*As tarefas*.
1: Resuma em duas frases o trecho sobre o caso Menendez.
2: Segundo o trecho sobre o caso Menendez, por que a advogada Leslie Abramson virou uma celebridade jurídica?
3: Reproduza do trecho sobre o caso Menendez tudo o que vai de "Durante o julgamento, os" até "uma celebridade jurídica.".

*Trecho selecionado*.
<<<<

Um dos principais pontos de atenção foi o estilo de vida luxuoso dos irmãos Lyle e Erik Menendez. A mídia enfatizou como, após o assassinato dos pais, os dois gastaram grandes somas de dinheiro em carros, roupas de grife e viagens, reforçando a narrativa da acusação de que o crime teria sido motivado por ganância e pela herança.
Durante o julgamento, os irmãos alegaram ter sido abusados sexualmente por seu pai, José Menendez, ao longo de anos, e que o assassinato foi uma reação a esses abusos. Essas alegações chocaram o público e geraram uma divisão na opinião pública.
Enquanto alguns simpatizavam com os irmãos e acreditavam nas alegações, outros viam isso como uma estratégia de defesa para justificar o crime. A mídia explorou extensivamente esses detalhes, frequentemente focando nos depoimentos emocionais de Erik e Lyle, que descreveram em detalhes os abusos.
A advogada Leslie Abramson, que defendeu os irmãos, também se tornou uma figura central na cobertura midiática. Seu estilo combativo e carismático, além de sua defesa veemente de que os irmãos agiram em legítima defesa após anos de abuso, a transformaram em uma celebridade jurídica.
Complexidade familiar
José e Kitty Menendez também foram retratados de forma complexa pela mídia. José era descrito como um homem de negócios implacável, enquanto Kitty era retratada como emocionalmente instável. As personalidades dos pais, especialmente a imagem de José como um possível agressor, foram amplamente debatidas nos veículos de comunicação.
A cobertura constante e as reviravoltas dramáticas no tribunal fizeram com que a opinião pública ficasse dividida. Enquanto alguns viam os irmãos como vítimas de abuso, outros os viam como assassinos frios e calculistas que agiram por ganância. Essa divisão foi amplamente explorada pela mídia, que frequentemente publicava matérias sensacionalistas para aumentar a audiência.
A cobertura maciça, focada tanto nos detalhes macabros quanto no drama familiar, ajudou a transformar o caso Menendez em um evento midiático, semelhante ao que ocorreu com outros grandes julgamentos da época. A transmissão ao vivo permitiu que o público não apenas assistisse ao julgamento, mas também debatesse suas próprias conclusões, o que impactou a percepção geral sobre justiça e abusos familiares.
Esse caso permanece relevante até hoje, especialmente com a crescente atenção recebida nas redes sociais, onde novas gerações discutem e reavaliam o julgamento à luz das questões de abuso doméstico e trauma psicológico.
Não por acaso, a história dos irmãos já foi tema de várias produções para o cinema e para a tevê (leia abaixo). As mais recentes são uma série da Netflix, que mistura ficção e realidade, e um documentário no Discovery+, disponível na plataforma Max (ex-HBO), que foca exatamente no fenômeno de apoio de jovens da Geração Z aos dois irmãos.

>>>>

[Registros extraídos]

<<<<

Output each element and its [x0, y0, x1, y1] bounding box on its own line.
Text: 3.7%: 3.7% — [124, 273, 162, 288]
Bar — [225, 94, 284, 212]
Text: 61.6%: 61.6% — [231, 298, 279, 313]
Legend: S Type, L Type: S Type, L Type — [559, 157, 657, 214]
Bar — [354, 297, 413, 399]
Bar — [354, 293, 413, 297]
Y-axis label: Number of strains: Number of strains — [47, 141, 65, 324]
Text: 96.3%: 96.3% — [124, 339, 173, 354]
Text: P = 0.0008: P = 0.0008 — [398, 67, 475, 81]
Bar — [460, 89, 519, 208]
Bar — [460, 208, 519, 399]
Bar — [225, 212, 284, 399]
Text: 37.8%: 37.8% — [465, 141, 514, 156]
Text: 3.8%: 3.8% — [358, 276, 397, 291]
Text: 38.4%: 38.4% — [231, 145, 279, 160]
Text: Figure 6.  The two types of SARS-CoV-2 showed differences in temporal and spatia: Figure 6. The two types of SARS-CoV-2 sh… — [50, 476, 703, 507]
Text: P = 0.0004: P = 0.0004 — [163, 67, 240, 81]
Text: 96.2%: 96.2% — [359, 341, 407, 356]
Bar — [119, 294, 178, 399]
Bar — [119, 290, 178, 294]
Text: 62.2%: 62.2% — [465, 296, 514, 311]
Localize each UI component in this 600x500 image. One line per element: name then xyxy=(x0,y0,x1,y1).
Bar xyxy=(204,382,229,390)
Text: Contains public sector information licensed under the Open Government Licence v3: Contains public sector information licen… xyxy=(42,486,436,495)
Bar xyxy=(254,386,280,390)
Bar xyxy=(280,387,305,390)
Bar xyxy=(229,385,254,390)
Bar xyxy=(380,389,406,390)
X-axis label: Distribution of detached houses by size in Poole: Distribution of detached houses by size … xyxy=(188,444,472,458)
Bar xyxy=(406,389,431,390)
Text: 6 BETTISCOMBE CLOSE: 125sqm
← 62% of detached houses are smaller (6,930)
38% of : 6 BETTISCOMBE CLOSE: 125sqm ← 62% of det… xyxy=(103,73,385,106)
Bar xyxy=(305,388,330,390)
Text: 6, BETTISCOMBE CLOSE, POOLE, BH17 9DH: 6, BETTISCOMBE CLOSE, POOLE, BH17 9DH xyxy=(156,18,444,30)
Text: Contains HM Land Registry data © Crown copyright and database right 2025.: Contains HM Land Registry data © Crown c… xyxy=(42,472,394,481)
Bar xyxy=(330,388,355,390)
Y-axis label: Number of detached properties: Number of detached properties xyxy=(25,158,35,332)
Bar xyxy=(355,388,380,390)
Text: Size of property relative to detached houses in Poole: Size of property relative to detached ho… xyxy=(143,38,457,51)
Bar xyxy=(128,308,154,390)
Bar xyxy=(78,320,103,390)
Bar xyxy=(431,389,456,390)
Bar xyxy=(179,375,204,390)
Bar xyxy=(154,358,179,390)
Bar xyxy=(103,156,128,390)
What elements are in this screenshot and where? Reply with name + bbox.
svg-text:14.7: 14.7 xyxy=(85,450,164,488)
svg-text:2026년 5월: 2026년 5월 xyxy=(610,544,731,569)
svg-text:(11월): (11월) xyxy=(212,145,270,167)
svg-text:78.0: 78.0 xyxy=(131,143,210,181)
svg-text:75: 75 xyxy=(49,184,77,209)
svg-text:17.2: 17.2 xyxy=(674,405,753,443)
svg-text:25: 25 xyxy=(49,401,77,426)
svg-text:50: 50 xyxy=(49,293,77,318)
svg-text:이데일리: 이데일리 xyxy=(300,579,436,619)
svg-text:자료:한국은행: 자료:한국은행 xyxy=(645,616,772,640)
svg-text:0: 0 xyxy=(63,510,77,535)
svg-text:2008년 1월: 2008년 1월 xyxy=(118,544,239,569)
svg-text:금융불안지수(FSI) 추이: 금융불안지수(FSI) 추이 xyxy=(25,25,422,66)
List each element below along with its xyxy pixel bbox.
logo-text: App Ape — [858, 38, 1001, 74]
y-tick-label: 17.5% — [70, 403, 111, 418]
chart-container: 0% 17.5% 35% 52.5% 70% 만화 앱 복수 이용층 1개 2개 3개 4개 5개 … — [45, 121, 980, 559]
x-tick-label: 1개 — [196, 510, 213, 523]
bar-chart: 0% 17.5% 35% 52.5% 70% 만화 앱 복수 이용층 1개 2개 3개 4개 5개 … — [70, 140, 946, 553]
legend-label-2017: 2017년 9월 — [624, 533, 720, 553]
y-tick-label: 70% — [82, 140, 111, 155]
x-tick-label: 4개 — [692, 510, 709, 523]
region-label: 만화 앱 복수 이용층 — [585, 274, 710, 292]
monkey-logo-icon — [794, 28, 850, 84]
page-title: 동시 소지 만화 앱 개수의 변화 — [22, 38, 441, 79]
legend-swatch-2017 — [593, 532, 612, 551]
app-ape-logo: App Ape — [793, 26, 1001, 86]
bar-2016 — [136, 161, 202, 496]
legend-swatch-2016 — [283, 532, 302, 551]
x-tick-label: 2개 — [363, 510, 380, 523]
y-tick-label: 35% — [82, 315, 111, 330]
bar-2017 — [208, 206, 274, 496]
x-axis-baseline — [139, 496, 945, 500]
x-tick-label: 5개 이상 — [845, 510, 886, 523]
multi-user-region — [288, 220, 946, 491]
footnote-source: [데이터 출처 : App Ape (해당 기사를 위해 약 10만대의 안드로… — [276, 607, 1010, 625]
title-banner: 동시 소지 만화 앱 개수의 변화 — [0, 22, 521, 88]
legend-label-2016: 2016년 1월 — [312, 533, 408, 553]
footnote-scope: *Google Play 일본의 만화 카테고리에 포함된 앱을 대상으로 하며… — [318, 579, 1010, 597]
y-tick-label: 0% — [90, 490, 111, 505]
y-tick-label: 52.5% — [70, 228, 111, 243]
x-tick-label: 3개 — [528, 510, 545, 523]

>>>>

*Problemas resolvidos*.
1: A mídia destacou o estilo de vida luxuoso de Lyle e Erik Menendez após a morte dos pais, as alegações de que foram abusados pelo pai e a atuação da advogada Leslie Abramson, e a opinião pública ficou dividida entre quem os via como vítimas e quem os via como assassinos gananciosos. A cobertura maciça e a transmissão ao vivo fizeram do julgamento um evento midiático, e o caso segue em debate nas redes sociais e em produções recentes, como uma série da Netflix e um documentário no Discovery+.

2: Ela ganhou fama pelo estilo combativo e carismático. Também contribuiu sua defesa veemente de que os irmãos agiram em legítima defesa depois de anos de abuso.

3:
Durante o julgamento, os irmãos alegaram ter sido abusados sexualmente por seu pai, José Menendez, ao longo de anos, e que o assassinato foi uma reação a esses abusos. Essas alegações chocaram o público e geraram uma divisão na opinião pública.
Enquanto alguns simpatizavam com os irmãos e acreditavam nas alegações, outros viam isso como uma estratégia de defesa para justificar o crime. A mídia explorou extensivamente esses detalhes, frequentemente focando nos depoimentos emocionais de Erik e Lyle, que descreveram em detalhes os abusos.
A advogada Leslie Abramson, que defendeu os irmãos, também se tornou uma figura central na cobertura midiática. Seu estilo combativo e carismático, além de sua defesa veemente de que os irmãos agiram em legítima defesa após anos de abuso, a transformaram em uma celebridade jurídica.